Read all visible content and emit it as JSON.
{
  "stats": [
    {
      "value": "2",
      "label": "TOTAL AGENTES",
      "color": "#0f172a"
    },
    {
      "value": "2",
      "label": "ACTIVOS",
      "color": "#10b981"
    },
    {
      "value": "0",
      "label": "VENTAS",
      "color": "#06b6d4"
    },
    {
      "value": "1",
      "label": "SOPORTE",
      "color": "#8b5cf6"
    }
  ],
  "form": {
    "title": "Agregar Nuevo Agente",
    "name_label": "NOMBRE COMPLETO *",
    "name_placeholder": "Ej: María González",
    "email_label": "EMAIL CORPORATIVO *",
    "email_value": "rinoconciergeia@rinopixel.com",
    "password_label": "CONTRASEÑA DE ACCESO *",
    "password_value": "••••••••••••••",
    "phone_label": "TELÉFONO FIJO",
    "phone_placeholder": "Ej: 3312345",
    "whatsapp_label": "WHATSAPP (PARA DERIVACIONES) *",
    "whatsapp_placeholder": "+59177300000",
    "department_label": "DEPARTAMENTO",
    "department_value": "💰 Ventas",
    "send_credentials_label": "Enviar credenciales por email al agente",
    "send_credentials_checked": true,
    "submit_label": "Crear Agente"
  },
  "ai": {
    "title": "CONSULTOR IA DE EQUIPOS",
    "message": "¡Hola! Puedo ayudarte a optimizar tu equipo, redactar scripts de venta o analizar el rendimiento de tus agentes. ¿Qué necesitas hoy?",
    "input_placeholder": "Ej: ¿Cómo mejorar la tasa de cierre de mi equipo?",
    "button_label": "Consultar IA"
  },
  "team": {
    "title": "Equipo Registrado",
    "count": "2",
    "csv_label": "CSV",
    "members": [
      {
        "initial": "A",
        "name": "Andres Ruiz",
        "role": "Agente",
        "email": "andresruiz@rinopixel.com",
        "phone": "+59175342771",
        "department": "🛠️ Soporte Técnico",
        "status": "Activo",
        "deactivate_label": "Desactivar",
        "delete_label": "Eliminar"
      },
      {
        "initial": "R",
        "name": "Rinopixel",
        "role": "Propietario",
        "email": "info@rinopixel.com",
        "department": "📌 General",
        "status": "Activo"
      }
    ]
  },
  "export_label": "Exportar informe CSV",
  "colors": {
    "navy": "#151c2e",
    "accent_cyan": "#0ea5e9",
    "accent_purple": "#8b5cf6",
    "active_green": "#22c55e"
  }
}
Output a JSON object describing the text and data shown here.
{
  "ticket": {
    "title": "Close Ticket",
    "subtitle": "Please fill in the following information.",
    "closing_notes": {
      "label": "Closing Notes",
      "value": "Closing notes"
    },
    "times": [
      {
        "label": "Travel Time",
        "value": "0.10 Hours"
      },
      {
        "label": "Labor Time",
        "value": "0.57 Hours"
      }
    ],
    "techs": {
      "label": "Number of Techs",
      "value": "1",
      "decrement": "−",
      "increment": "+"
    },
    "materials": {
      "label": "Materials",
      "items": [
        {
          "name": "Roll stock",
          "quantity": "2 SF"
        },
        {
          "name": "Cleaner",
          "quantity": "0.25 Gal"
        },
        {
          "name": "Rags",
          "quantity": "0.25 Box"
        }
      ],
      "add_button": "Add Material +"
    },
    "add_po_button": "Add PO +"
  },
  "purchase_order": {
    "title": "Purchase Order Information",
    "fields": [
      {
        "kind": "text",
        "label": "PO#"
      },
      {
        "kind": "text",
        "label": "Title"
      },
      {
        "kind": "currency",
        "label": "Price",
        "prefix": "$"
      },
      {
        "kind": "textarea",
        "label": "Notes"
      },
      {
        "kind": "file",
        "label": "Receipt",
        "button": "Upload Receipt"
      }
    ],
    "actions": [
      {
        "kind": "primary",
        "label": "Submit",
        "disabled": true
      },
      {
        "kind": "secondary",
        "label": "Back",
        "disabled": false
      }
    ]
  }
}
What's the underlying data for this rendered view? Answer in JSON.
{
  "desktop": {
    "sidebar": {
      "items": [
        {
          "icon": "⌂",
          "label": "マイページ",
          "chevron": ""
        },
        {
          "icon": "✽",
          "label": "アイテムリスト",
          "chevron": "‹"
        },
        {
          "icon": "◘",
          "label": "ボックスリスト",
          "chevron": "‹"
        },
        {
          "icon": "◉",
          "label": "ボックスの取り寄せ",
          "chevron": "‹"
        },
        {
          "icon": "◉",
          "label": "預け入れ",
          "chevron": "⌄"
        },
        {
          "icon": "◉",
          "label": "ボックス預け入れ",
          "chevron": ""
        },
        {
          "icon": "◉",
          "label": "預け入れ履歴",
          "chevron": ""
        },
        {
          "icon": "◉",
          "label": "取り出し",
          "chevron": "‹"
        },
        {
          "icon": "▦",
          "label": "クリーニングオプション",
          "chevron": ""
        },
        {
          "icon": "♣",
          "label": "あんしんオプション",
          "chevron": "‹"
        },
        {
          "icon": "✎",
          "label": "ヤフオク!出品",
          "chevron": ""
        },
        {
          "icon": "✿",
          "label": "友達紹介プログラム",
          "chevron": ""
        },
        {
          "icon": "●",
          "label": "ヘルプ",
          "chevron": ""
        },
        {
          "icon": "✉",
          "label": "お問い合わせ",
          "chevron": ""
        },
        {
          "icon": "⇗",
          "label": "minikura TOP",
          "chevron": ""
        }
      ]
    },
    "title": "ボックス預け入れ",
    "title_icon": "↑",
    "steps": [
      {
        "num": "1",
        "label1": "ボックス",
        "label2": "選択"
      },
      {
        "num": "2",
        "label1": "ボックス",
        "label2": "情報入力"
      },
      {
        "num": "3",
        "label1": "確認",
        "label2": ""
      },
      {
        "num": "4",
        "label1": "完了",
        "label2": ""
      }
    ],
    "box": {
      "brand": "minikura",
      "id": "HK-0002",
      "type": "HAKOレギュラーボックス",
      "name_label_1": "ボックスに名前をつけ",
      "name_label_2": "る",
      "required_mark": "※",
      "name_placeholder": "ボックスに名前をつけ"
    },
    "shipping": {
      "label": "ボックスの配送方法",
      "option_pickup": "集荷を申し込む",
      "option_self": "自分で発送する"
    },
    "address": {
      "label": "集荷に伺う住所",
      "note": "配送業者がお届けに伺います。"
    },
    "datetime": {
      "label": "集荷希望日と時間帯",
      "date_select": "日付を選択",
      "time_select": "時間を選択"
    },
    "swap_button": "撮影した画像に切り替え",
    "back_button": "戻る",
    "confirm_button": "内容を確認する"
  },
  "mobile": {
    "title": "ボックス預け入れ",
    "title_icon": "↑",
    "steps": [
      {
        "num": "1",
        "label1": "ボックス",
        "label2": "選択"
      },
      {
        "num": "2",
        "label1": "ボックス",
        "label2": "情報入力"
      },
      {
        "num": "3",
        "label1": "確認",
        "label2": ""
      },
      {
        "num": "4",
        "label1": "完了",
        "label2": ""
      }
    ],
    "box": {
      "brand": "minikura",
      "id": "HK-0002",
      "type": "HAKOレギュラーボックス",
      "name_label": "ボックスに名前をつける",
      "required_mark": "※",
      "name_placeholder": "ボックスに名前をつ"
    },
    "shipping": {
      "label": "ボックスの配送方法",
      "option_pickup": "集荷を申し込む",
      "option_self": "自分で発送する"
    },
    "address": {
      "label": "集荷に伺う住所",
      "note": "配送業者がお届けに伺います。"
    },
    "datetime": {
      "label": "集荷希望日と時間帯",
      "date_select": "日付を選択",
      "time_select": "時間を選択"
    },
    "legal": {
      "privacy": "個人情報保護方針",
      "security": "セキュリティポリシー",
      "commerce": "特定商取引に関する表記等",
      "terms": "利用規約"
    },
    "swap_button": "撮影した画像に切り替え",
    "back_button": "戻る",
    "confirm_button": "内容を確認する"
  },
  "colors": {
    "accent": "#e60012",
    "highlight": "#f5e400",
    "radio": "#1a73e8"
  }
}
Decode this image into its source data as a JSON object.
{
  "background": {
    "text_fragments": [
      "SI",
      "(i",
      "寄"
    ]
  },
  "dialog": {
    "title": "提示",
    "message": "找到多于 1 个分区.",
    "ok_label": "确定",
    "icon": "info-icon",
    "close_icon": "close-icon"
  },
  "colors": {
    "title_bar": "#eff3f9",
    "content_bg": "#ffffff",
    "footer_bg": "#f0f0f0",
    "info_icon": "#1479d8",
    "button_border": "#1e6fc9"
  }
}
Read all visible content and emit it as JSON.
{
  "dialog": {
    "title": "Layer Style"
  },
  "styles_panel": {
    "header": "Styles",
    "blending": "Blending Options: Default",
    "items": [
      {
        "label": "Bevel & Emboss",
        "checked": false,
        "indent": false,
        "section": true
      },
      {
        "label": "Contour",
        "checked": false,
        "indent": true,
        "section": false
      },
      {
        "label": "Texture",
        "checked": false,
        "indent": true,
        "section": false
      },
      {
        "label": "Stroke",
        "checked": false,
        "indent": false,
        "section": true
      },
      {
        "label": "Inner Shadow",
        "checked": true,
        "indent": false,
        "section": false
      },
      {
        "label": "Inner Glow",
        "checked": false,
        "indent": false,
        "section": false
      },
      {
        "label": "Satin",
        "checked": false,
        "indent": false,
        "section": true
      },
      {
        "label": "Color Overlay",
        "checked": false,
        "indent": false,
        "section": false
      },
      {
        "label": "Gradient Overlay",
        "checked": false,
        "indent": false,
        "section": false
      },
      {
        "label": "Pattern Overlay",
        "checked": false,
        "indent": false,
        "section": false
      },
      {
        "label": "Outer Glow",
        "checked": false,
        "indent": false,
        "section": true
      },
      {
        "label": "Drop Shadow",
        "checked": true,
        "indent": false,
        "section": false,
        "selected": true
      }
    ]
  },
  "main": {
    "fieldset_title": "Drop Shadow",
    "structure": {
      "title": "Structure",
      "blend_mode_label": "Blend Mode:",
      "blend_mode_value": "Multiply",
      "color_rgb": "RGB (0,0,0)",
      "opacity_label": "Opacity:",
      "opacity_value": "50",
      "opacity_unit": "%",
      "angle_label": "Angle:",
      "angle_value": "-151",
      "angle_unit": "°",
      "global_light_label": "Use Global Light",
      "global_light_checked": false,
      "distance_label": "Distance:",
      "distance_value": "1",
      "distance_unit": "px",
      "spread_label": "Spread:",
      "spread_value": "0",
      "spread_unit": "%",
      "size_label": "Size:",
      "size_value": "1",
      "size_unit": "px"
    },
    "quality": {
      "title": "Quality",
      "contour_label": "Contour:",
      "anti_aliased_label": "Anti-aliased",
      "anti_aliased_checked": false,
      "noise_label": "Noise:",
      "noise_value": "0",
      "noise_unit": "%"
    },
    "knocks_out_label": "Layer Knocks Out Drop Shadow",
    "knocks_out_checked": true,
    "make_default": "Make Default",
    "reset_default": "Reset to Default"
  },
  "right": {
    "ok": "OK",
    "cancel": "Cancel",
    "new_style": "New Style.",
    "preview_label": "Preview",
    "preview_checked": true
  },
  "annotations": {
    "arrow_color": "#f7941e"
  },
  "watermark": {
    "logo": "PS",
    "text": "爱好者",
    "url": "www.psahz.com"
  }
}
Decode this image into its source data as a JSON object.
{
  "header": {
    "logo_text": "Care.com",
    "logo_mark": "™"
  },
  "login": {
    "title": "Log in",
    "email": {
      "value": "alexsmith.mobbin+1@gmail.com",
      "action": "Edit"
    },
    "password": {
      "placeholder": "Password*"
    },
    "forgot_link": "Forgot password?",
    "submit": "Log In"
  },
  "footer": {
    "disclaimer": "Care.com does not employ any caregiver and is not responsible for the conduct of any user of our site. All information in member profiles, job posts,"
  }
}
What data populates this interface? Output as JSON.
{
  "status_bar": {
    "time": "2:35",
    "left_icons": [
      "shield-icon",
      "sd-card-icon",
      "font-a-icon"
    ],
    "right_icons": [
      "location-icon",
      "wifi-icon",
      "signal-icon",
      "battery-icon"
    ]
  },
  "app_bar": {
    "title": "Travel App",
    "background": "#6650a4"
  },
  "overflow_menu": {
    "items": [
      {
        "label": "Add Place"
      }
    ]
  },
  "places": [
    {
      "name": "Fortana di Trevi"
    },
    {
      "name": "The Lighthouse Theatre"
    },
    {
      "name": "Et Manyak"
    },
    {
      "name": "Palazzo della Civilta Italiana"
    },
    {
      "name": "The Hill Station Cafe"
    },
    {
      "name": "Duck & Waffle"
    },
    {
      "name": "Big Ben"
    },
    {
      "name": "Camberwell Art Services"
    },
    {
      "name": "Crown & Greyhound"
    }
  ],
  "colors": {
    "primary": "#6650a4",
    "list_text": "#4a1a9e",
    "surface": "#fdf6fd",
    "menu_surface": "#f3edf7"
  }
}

_ _ _

Give back exactly the lines from the one containing "What data populates" to the end of the material, both ends included.

What data populates this interface? Output as JSON.
{
  "status_bar": {
    "time": "2:35",
    "left_icons": [
      "shield-icon",
      "sd-card-icon",
      "font-a-icon"
    ],
    "right_icons": [
      "location-icon",
      "wifi-icon",
      "signal-icon",
      "battery-icon"
    ]
  },
  "app_bar": {
    "title": "Travel App",
    "background": "#6650a4"
  },
  "overflow_menu": {
    "items": [
      {
        "label": "Add Place"
      }
    ]
  },
  "places": [
    {
      "name": "Fortana di Trevi"
    },
    {
      "name": "The Lighthouse Theatre"
    },
    {
      "name": "Et Manyak"
    },
    {
      "name": "Palazzo della Civilta Italiana"
    },
    {
      "name": "The Hill Station Cafe"
    },
    {
      "name": "Duck & Waffle"
    },
    {
      "name": "Big Ben"
    },
    {
      "name": "Camberwell Art Services"
    },
    {
      "name": "Crown & Greyhound"
    }
  ],
  "colors": {
    "primary": "#6650a4",
    "list_text": "#4a1a9e",
    "surface": "#fdf6fd",
    "menu_surface": "#f3edf7"
  }
}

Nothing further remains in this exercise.